In your copy, drop the images and return each record exactly as it stands.

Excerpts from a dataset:
##########
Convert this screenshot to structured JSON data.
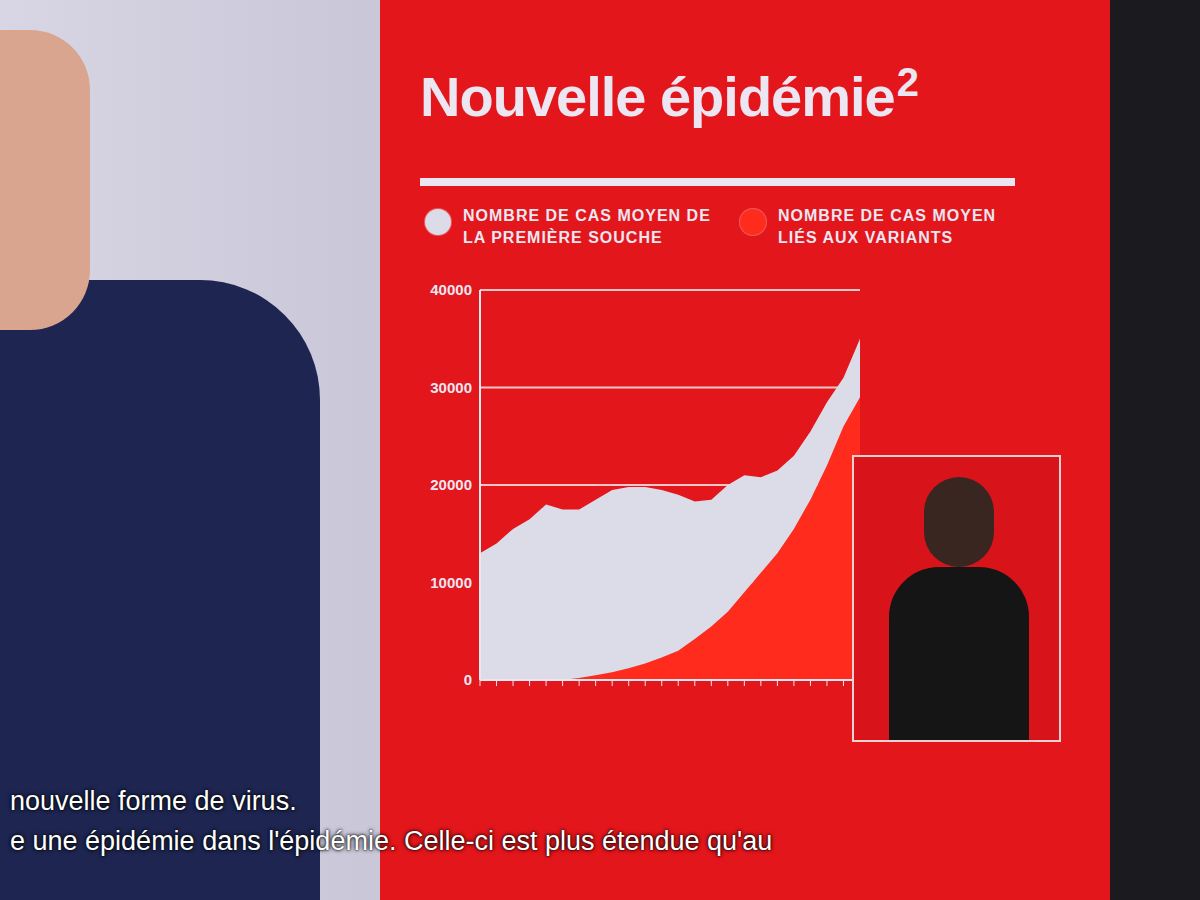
{
  "chart_data": {
    "type": "area",
    "title": "Nouvelle épidémie",
    "annotations": [
      "2",
      "nouvelle forme de virus.",
      "e une épidémie dans l'épidémie. Celle-ci est plus étendue qu'au"
    ],
    "categories": [
      null,
      null,
      null,
      null,
      null,
      null,
      null,
      null,
      null,
      null,
      null,
      null,
      null,
      null,
      null,
      null,
      null,
      null,
      null,
      null,
      null,
      null,
      null,
      null
    ],
    "series": [
      {
        "name": "NOMBRE DE CAS MOYEN DE LA PREMIÈRE SOUCHE",
        "color": "#dcdbe8",
        "values": [
          13000,
          14000,
          15500,
          16500,
          18000,
          17500,
          17300,
          18000,
          18700,
          18600,
          18100,
          17200,
          16000,
          14100,
          13000,
          13000,
          12000,
          9800,
          8500,
          7500,
          7000,
          6500,
          5000,
          6000
        ]
      },
      {
        "name": "NOMBRE DE CAS MOYEN LIÉS AUX VARIANTS",
        "color": "#ff2b1c",
        "values": [
          0,
          0,
          0,
          0,
          0,
          0,
          200,
          500,
          800,
          1200,
          1700,
          2300,
          3000,
          4200,
          5500,
          7000,
          9000,
          11000,
          13000,
          15500,
          18500,
          22000,
          26000,
          29000
        ]
      }
    ],
    "stacked": true,
    "ylim": [
      0,
      40000
    ],
    "yticks": [
      0,
      10000,
      20000,
      30000,
      40000
    ],
    "grid": true
  }
}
##########
→ Response
Convert this screenshot to structured JSON data.
{
  "chart_data": {
    "type": "area",
    "title": "Nouvelle épidémie",
    "annotations": [
      "2",
      "nouvelle forme de virus.",
      "e une épidémie dans l'épidémie. Celle-ci est plus étendue qu'au"
    ],
    "categories": [
      null,
      null,
      null,
      null,
      null,
      null,
      null,
      null,
      null,
      null,
      null,
      null,
      null,
      null,
      null,
      null,
      null,
      null,
      null,
      null,
      null,
      null,
      null,
      null
    ],
    "series": [
      {
        "name": "NOMBRE DE CAS MOYEN DE LA PREMIÈRE SOUCHE",
        "color": "#dcdbe8",
        "values": [
          13000,
          14000,
          15500,
          16500,
          18000,
          17500,
          17300,
          18000,
          18700,
          18600,
          18100,
          17200,
          16000,
          14100,
          13000,
          13000,
          12000,
          9800,
          8500,
          7500,
          7000,
          6500,
          5000,
          6000
        ]
      },
      {
        "name": "NOMBRE DE CAS MOYEN LIÉS AUX VARIANTS",
        "color": "#ff2b1c",
        "values": [
          0,
          0,
          0,
          0,
          0,
          0,
          200,
          500,
          800,
          1200,
          1700,
          2300,
          3000,
          4200,
          5500,
          7000,
          9000,
          11000,
          13000,
          15500,
          18500,
          22000,
          26000,
          29000
        ]
      }
    ],
    "stacked": true,
    "ylim": [
      0,
      40000
    ],
    "yticks": [
      0,
      10000,
      20000,
      30000,
      40000
    ],
    "grid": true
  }
}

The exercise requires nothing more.